## Work instructions
Below are the records; pull every line that includes "adott".

Dataset entries:
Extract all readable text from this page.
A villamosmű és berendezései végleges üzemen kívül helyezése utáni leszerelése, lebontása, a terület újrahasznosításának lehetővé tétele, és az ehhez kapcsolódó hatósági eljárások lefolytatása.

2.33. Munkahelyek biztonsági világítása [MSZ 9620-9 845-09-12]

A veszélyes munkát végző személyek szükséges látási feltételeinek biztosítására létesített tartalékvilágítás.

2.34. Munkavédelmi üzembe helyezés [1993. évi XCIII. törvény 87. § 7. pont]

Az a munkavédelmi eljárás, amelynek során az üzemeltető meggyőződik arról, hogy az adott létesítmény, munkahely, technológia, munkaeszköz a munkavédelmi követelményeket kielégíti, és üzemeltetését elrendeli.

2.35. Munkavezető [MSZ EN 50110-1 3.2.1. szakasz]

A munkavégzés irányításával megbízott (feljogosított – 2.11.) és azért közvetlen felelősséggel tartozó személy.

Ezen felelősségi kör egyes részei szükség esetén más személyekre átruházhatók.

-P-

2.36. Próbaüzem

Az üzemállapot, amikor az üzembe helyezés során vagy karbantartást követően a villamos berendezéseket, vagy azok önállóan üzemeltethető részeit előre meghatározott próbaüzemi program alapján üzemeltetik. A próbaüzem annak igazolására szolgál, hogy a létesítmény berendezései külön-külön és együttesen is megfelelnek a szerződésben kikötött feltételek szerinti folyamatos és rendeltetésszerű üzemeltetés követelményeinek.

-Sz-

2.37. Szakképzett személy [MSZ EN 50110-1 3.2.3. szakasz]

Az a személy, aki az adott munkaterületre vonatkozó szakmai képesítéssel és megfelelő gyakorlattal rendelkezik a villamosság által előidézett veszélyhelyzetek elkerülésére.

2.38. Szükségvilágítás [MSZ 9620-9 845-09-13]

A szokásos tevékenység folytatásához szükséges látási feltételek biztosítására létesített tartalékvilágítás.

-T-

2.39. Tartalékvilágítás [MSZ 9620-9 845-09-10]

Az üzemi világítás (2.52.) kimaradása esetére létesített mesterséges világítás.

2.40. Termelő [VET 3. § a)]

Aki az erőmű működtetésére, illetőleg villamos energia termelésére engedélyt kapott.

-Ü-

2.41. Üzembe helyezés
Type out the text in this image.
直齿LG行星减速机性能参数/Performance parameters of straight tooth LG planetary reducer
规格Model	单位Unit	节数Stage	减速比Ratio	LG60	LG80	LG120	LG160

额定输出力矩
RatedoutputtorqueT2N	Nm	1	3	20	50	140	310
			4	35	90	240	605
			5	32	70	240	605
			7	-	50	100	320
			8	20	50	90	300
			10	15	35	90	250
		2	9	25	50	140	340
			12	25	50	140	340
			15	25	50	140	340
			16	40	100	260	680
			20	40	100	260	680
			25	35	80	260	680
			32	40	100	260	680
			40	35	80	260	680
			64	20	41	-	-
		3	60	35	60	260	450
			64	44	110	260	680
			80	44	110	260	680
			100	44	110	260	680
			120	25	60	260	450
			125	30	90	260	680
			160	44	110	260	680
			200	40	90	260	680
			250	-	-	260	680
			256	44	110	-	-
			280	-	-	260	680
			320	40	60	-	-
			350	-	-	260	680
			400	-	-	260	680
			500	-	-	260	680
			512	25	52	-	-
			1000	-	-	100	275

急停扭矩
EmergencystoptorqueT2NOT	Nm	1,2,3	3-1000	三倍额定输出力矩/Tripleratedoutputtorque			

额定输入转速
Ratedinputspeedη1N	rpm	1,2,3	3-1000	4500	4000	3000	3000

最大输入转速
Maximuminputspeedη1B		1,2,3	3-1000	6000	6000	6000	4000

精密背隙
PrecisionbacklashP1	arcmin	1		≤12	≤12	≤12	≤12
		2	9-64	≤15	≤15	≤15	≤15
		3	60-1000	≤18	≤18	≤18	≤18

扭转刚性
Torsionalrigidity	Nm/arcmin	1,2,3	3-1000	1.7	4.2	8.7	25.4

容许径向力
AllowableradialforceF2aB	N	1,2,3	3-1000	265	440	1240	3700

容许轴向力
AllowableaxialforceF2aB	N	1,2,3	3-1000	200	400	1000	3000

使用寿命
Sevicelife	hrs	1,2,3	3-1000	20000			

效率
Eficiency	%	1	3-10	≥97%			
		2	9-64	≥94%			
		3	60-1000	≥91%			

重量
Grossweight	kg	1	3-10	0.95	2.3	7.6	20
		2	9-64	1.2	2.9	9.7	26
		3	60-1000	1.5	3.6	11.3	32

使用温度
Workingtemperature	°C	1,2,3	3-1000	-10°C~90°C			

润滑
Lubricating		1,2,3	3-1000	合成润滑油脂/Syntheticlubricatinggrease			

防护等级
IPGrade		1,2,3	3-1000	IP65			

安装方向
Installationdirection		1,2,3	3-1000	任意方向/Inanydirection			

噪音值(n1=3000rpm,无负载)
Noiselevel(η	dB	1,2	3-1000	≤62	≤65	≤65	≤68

## Answer in full
Az a munkavédelmi eljárás, amelynek során az üzemeltető meggyőződik arról, hogy az adott létesítmény, munkahely, technológia, munkaeszköz a munkavédelmi követelményeket kielégíti, és üzemeltetését elrendeli.
Az a személy, aki az adott munkaterületre vonatkozó szakmai képesítéssel és megfelelő gyakorlattal rendelkezik a villamosság által előidézett veszélyhelyzetek elkerülésére.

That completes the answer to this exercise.